Problem to work on: Find how many lines of the following entries contain "your". Reply with the number alone.

(Entries taken from a collection)
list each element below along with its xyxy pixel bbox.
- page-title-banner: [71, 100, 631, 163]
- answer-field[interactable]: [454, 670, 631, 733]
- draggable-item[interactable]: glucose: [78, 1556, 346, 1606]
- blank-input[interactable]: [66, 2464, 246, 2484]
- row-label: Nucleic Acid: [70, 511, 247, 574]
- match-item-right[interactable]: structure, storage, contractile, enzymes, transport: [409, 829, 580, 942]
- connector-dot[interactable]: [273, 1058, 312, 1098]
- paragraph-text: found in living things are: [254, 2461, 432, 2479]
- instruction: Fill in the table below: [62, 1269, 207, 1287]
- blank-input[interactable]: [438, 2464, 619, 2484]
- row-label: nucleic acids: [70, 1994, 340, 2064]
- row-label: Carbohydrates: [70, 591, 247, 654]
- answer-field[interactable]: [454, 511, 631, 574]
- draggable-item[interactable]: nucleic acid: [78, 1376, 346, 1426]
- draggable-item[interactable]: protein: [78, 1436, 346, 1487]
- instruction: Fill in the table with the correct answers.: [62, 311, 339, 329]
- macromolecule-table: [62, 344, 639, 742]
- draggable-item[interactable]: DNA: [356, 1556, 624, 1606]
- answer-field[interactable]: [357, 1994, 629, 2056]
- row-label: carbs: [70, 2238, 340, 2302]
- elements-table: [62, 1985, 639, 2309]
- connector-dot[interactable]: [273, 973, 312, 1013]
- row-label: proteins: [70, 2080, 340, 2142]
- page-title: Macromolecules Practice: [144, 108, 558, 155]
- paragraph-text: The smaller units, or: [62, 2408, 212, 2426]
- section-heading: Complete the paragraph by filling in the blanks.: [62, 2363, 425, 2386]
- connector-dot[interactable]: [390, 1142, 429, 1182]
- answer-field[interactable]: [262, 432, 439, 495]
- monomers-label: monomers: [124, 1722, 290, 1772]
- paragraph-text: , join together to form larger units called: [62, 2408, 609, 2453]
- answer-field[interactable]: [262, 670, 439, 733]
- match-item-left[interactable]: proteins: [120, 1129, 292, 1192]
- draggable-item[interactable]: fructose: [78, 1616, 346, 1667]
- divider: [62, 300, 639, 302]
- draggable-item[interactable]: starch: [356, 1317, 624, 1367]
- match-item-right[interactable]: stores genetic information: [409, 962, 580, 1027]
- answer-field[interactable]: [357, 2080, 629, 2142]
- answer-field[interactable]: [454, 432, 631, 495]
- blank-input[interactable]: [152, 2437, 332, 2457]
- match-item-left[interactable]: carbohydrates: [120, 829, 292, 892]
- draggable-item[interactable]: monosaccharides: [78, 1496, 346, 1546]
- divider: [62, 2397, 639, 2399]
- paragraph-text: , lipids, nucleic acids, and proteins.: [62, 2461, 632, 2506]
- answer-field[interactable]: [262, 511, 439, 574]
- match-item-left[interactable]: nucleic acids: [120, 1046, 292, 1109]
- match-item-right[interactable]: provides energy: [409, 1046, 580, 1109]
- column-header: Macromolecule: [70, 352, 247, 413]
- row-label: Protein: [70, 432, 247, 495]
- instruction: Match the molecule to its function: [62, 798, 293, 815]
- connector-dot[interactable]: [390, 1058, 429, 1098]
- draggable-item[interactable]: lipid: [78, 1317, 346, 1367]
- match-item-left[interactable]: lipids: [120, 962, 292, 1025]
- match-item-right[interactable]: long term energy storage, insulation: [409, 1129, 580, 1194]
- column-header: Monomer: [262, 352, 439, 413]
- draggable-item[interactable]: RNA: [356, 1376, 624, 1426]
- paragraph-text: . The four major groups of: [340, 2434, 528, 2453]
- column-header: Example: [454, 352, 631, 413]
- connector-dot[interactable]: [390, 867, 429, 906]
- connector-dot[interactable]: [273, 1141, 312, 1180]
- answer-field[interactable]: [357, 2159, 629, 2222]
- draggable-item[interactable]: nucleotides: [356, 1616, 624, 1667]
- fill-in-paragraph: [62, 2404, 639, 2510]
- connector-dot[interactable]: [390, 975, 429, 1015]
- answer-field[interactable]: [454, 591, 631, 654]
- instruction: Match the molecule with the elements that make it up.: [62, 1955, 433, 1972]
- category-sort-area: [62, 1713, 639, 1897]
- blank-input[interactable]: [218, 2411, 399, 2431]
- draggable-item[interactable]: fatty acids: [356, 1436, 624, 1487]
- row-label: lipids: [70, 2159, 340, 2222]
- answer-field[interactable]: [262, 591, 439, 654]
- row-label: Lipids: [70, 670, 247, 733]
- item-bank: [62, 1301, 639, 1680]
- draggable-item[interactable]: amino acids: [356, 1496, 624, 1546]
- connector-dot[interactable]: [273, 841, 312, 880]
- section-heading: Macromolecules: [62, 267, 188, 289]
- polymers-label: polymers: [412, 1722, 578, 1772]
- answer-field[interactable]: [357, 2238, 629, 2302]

==

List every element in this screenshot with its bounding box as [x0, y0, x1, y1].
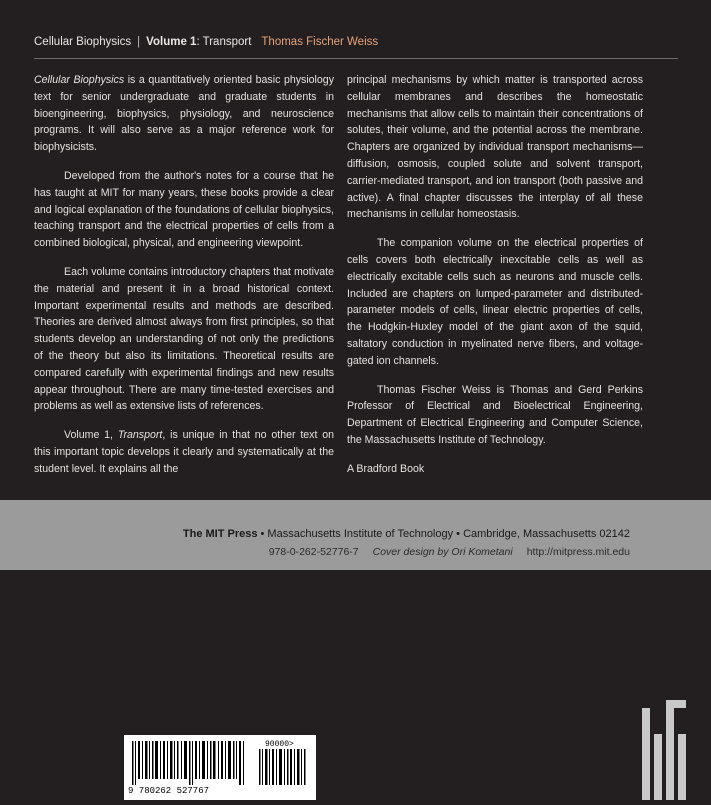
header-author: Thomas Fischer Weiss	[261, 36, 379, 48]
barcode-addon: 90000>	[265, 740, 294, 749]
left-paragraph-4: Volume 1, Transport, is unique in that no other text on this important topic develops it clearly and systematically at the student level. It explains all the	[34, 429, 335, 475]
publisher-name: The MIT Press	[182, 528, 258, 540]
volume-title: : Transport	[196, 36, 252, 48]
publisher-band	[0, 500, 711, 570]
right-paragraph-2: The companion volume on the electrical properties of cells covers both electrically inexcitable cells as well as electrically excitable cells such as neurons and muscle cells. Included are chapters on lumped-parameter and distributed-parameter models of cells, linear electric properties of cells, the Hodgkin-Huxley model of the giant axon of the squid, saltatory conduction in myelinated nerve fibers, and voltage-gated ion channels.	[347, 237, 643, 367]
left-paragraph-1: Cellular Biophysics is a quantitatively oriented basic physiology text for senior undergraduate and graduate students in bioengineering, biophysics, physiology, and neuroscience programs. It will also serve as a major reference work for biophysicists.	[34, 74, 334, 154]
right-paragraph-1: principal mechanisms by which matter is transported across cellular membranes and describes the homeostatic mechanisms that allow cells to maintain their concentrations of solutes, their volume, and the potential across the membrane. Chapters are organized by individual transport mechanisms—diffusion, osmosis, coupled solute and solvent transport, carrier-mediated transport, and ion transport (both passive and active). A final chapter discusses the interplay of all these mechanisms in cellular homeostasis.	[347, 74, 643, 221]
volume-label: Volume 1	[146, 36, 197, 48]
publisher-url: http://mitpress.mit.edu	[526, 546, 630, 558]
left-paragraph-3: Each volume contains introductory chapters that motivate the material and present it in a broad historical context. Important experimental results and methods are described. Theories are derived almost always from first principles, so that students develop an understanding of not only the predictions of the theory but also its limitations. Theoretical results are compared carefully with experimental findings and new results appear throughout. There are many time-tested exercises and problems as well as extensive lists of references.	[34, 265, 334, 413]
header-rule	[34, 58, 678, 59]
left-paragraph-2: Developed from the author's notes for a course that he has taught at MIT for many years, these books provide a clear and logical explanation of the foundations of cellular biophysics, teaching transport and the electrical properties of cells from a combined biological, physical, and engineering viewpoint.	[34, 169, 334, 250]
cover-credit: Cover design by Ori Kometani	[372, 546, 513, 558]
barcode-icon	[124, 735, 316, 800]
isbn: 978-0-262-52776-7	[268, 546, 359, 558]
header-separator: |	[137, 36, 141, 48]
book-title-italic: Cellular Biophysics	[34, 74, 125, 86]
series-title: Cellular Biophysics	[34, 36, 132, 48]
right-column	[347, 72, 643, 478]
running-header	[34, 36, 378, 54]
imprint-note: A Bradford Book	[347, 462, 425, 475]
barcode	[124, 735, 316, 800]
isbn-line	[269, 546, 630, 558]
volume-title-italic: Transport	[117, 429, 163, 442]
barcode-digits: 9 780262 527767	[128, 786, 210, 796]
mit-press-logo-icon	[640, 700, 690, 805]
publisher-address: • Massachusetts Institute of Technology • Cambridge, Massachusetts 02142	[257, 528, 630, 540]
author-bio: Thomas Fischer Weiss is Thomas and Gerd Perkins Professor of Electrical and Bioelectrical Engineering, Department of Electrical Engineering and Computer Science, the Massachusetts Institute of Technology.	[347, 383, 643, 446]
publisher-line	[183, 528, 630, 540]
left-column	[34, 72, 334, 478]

==

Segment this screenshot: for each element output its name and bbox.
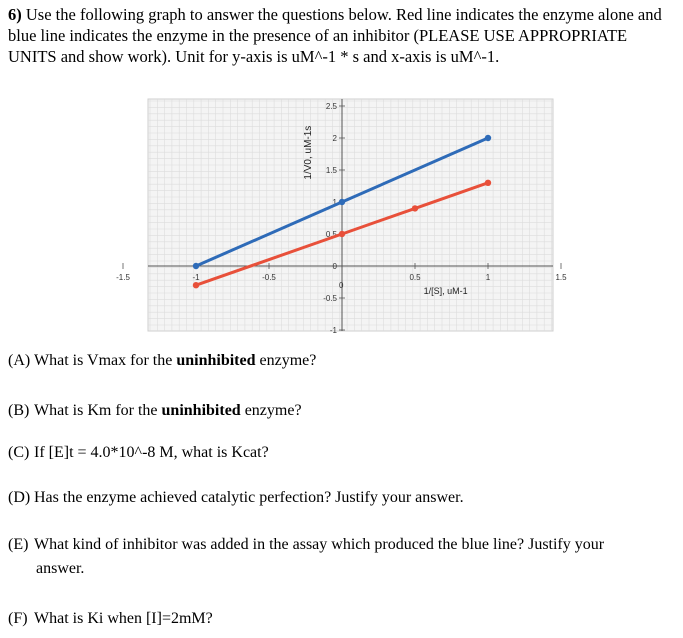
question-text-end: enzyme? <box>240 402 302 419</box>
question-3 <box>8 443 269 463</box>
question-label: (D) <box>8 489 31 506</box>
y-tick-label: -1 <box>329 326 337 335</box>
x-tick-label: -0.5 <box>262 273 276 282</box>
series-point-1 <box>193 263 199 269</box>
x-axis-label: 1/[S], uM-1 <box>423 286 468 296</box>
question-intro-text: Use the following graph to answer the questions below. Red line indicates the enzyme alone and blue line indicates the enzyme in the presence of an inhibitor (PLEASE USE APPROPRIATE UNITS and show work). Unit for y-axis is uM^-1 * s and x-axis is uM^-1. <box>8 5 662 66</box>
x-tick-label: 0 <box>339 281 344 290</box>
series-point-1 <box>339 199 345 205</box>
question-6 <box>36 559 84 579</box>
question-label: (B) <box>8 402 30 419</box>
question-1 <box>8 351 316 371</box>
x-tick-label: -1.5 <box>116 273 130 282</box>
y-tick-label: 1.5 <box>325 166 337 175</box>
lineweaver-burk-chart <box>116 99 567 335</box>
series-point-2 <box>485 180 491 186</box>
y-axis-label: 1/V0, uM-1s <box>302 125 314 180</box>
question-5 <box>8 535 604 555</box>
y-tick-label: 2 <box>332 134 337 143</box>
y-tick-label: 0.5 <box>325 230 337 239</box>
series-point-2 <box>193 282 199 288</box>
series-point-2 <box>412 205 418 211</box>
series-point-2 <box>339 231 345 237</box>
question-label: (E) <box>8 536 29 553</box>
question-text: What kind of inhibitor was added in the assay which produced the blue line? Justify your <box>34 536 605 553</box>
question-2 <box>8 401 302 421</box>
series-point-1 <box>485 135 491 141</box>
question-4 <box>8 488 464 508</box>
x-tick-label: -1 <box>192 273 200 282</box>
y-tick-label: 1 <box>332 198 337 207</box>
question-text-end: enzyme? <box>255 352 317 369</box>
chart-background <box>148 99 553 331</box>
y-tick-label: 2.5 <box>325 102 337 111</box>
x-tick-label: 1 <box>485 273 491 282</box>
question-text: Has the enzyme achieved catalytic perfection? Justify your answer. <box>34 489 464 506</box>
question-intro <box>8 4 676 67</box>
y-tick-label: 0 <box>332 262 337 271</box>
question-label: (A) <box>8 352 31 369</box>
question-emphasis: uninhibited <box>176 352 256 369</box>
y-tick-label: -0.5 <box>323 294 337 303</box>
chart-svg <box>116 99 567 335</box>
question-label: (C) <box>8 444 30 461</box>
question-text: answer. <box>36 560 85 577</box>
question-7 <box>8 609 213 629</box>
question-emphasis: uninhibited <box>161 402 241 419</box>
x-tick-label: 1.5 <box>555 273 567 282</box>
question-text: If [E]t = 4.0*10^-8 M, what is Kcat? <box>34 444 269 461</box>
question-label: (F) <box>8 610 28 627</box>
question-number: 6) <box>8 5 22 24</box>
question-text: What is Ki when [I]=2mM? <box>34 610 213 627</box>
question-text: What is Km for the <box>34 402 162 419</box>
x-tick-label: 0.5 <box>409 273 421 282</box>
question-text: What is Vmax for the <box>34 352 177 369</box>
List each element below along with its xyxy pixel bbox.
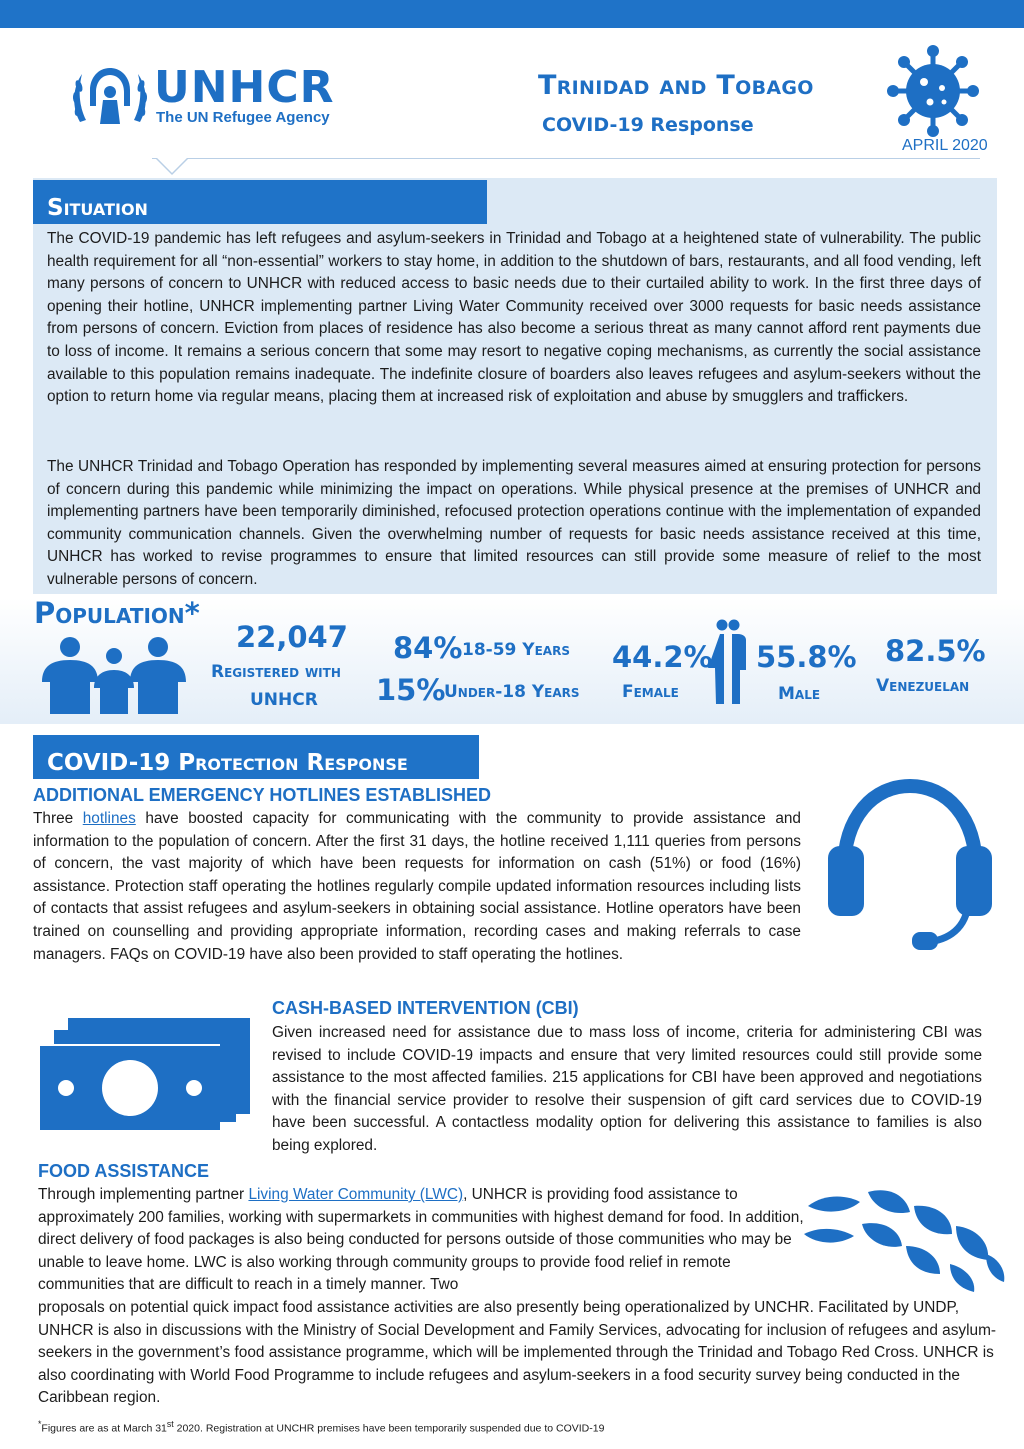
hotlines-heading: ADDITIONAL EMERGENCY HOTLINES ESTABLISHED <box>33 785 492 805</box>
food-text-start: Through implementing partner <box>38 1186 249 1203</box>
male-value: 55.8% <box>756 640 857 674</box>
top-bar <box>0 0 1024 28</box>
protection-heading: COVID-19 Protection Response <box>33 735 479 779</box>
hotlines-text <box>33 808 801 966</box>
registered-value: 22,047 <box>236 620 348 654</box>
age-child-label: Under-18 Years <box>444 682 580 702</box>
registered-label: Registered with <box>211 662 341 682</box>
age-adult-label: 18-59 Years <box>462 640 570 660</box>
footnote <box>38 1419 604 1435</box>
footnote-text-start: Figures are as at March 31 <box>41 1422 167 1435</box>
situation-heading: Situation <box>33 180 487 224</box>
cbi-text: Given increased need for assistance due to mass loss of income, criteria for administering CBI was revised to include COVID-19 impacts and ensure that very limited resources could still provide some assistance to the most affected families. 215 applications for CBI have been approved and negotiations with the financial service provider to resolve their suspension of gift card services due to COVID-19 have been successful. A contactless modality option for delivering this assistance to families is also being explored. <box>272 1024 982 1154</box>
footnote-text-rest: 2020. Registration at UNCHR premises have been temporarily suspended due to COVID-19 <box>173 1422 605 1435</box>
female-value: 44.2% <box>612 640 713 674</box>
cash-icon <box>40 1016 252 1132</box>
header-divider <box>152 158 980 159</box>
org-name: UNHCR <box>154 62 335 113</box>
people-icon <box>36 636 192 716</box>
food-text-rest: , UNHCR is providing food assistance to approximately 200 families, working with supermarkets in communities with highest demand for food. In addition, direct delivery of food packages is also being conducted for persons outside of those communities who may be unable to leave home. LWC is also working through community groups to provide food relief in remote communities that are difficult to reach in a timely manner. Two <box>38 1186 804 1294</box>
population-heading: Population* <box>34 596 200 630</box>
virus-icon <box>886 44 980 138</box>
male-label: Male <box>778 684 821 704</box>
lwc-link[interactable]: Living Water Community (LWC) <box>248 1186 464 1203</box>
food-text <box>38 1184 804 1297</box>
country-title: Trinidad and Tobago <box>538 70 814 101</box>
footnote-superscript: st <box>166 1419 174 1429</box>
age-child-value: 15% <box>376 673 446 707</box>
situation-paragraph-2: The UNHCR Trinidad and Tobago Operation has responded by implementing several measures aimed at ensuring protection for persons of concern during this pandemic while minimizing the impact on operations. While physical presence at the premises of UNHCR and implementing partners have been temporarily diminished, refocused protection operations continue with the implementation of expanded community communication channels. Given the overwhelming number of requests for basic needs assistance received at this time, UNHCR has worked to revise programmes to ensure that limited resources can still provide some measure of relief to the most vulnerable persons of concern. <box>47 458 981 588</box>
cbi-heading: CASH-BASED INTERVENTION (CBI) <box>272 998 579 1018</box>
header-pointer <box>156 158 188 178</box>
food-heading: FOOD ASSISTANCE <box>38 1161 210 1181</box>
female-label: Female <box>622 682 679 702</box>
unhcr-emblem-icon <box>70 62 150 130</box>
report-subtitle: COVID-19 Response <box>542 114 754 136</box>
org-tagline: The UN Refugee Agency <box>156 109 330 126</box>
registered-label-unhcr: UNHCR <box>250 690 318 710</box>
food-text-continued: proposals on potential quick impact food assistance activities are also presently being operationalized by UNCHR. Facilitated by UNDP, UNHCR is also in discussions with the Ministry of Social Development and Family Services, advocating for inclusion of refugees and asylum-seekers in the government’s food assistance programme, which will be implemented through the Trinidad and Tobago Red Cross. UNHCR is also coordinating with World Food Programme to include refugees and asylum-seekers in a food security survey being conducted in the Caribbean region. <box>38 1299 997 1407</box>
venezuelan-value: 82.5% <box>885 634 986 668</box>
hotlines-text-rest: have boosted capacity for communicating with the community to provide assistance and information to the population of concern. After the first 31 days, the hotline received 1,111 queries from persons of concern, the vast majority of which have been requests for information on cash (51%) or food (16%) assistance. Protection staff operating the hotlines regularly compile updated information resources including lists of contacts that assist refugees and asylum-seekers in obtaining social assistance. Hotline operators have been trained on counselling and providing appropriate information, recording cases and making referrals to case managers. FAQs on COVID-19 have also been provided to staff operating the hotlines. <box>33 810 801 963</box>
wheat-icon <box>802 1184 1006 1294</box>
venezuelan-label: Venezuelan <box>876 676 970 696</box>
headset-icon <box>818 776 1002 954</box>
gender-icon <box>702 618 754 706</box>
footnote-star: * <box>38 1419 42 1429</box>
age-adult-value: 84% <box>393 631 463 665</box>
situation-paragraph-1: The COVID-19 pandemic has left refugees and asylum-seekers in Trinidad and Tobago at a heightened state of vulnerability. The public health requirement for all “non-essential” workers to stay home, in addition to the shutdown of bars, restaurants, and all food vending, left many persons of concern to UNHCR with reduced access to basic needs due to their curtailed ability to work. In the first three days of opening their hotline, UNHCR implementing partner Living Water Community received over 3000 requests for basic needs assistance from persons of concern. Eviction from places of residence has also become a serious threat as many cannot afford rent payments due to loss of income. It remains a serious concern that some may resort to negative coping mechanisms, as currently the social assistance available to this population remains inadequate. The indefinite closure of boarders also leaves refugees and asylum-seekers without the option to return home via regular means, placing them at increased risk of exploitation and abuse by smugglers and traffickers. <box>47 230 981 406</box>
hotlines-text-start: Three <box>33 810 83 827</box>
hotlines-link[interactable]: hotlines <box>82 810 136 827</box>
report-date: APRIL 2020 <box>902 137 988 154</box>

Task output: 2